-- BEGIN Input data --

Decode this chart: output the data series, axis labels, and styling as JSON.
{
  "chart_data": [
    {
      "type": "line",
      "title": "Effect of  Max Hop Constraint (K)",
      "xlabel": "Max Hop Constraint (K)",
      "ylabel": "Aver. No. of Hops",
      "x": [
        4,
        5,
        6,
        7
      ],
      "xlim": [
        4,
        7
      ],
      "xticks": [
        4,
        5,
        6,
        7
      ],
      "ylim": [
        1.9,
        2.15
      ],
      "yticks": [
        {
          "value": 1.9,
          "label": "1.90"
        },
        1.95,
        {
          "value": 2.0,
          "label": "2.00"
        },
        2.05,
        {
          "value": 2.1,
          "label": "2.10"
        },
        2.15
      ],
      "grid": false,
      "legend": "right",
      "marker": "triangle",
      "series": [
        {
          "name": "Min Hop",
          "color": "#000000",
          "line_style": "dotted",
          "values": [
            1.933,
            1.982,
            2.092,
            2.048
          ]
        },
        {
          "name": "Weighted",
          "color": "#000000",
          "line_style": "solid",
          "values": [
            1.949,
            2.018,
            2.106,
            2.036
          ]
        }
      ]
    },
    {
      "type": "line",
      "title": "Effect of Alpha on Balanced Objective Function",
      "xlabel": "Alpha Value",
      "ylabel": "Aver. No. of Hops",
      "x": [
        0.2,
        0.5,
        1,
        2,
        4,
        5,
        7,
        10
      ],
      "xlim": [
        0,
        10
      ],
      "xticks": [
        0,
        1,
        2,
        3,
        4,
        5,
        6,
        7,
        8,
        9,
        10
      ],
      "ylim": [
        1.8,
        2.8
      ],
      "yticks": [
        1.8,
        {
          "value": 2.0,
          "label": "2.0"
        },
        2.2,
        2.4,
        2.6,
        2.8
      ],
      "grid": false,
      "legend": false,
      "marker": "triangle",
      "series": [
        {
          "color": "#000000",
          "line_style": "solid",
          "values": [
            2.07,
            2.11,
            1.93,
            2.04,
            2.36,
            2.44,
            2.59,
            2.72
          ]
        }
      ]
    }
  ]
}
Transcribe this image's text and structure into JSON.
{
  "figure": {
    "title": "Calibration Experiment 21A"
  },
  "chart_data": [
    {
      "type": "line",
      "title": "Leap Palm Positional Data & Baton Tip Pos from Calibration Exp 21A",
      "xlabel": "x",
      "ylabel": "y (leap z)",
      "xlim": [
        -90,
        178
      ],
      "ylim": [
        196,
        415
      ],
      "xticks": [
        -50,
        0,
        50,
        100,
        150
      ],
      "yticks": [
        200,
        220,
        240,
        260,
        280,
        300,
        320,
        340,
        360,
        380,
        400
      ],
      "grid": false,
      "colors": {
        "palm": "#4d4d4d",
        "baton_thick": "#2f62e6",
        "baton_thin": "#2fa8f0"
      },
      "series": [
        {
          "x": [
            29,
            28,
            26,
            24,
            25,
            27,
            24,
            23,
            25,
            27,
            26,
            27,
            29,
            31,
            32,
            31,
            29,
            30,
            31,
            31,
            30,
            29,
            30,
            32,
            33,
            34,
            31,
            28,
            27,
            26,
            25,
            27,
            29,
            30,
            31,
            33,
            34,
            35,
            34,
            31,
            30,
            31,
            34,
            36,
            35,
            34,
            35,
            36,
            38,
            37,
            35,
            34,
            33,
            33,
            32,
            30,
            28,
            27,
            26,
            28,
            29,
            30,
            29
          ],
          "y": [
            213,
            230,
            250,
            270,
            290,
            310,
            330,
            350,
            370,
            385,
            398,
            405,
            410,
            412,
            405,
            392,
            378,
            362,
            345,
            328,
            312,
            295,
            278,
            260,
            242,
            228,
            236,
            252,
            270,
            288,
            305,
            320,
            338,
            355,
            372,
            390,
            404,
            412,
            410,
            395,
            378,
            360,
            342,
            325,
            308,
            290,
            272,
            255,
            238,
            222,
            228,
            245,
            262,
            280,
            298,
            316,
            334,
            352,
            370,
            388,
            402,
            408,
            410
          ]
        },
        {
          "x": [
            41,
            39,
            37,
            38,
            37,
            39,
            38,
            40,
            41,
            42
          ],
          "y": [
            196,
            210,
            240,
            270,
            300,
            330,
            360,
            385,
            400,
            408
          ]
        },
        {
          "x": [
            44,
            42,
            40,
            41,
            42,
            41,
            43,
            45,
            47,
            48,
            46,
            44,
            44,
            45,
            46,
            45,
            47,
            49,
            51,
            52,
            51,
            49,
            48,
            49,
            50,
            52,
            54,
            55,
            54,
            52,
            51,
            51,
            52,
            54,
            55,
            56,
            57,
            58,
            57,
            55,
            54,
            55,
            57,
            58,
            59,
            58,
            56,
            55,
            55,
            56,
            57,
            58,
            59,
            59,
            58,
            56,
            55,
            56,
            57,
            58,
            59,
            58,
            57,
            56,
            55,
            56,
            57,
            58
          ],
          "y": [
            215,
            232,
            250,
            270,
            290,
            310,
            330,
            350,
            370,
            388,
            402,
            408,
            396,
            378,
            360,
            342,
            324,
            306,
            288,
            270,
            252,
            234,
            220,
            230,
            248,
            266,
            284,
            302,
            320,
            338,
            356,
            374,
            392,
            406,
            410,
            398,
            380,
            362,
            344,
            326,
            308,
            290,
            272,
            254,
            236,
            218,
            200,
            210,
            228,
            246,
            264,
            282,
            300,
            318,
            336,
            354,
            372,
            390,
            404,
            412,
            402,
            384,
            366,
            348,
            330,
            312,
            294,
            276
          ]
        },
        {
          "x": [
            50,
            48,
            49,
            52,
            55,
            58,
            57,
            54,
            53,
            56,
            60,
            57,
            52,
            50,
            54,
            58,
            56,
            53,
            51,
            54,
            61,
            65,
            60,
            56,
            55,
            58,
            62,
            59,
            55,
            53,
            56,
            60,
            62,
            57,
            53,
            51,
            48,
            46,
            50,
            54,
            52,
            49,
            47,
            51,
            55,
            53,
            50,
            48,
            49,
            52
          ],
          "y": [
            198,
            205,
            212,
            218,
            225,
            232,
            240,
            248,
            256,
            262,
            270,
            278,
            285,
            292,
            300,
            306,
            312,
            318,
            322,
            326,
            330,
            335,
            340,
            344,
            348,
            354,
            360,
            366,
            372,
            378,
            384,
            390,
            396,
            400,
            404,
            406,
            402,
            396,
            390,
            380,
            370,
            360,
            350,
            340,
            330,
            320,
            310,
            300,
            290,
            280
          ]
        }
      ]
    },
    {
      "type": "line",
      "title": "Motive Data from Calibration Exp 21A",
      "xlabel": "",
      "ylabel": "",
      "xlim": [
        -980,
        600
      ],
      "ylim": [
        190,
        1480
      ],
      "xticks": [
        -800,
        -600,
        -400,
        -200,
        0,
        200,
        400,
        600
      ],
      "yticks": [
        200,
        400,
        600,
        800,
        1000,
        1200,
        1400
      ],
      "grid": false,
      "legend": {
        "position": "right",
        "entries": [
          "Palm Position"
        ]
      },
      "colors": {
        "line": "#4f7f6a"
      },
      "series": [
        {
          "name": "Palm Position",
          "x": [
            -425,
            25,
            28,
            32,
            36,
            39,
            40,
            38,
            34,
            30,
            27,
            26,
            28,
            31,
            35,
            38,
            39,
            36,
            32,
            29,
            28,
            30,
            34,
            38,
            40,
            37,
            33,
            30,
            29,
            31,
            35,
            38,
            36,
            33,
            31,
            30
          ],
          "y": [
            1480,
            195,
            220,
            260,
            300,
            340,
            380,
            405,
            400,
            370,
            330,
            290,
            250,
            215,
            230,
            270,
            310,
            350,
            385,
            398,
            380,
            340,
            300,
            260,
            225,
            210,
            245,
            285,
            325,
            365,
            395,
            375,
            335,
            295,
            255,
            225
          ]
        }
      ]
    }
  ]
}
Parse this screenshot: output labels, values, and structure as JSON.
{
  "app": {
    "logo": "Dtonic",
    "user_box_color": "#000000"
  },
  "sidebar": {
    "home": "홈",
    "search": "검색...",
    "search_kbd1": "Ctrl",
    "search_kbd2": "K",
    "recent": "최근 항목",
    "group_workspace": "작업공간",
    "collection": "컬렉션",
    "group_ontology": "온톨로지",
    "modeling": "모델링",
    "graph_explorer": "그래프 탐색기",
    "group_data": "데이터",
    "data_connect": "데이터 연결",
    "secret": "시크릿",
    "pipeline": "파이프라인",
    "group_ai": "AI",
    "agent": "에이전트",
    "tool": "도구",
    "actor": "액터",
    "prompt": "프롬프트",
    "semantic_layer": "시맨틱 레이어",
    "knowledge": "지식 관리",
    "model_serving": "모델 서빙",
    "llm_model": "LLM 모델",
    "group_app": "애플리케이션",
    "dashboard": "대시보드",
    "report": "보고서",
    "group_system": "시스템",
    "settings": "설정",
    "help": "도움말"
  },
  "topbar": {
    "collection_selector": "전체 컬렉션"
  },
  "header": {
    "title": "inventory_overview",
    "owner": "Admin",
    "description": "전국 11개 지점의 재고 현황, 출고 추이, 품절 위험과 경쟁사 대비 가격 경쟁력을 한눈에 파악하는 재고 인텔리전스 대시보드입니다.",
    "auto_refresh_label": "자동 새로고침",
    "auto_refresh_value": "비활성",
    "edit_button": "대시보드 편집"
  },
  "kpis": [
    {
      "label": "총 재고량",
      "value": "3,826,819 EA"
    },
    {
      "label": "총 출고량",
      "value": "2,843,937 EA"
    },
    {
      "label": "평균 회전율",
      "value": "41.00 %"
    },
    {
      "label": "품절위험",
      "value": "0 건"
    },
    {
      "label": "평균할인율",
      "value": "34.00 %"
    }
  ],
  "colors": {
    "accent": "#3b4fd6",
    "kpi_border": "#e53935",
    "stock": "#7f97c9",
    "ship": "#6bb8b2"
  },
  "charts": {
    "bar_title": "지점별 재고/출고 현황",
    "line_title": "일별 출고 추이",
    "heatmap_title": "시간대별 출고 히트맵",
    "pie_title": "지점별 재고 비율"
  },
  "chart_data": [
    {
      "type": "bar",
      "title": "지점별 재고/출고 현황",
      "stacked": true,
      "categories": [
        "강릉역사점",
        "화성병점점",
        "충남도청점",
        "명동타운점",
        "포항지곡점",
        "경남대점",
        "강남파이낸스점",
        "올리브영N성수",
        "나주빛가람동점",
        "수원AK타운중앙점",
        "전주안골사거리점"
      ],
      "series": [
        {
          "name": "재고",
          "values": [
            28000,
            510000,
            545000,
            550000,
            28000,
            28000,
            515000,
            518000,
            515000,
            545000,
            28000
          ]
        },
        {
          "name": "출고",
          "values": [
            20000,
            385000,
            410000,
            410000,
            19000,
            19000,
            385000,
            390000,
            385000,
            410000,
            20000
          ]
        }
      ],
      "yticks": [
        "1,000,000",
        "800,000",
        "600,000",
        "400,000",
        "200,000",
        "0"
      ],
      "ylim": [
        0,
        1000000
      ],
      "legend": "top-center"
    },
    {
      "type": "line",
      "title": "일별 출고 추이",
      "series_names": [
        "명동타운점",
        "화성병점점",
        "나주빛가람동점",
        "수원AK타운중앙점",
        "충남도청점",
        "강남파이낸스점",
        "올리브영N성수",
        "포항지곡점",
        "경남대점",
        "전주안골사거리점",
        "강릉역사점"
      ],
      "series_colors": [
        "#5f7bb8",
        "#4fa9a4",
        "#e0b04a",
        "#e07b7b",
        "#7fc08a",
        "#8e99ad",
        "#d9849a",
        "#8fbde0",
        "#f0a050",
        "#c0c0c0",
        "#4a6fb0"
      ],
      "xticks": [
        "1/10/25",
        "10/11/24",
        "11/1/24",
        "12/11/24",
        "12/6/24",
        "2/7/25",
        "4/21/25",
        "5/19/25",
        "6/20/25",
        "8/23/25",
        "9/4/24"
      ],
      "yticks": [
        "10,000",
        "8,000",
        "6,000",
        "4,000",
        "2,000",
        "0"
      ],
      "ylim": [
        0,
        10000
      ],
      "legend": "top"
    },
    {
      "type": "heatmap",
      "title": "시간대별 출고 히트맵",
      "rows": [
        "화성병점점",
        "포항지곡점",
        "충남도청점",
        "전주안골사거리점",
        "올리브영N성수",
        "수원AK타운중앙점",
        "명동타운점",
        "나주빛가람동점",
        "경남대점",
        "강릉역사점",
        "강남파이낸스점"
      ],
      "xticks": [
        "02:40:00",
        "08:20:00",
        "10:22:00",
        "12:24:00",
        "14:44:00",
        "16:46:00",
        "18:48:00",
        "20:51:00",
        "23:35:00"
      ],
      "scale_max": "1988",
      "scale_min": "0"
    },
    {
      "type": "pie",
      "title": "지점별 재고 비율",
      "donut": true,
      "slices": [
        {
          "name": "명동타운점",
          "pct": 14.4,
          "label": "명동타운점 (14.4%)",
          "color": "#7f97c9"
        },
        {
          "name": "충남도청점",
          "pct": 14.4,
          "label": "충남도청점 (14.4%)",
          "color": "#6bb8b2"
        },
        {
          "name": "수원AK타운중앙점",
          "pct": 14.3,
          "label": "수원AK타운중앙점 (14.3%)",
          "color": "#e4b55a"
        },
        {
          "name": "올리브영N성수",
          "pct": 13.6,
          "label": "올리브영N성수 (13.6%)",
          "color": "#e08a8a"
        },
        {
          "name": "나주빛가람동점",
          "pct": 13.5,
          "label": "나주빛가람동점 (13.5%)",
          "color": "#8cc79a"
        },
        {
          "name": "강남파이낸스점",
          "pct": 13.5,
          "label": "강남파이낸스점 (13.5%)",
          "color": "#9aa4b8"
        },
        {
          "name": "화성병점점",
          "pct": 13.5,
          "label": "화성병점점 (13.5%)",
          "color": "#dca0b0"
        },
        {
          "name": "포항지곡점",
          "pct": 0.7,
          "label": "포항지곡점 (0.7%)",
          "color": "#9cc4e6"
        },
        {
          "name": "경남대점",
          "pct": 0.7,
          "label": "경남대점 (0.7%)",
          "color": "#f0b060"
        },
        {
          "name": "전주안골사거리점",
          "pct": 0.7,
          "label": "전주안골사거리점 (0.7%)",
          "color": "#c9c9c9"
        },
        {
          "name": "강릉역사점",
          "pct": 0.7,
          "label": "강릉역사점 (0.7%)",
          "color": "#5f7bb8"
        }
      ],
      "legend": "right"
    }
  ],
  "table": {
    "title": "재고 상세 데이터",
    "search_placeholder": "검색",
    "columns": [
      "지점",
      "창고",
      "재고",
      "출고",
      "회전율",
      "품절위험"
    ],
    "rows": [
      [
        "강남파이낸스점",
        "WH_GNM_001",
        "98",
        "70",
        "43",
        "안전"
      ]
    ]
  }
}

-- END Input data --

#### Exercise requirements
Read through the entries and copy each line in which "Alpha" appears.

#### The answer
      "title": "Effect of Alpha on Balanced Objective Function",
      "xlabel": "Alpha Value",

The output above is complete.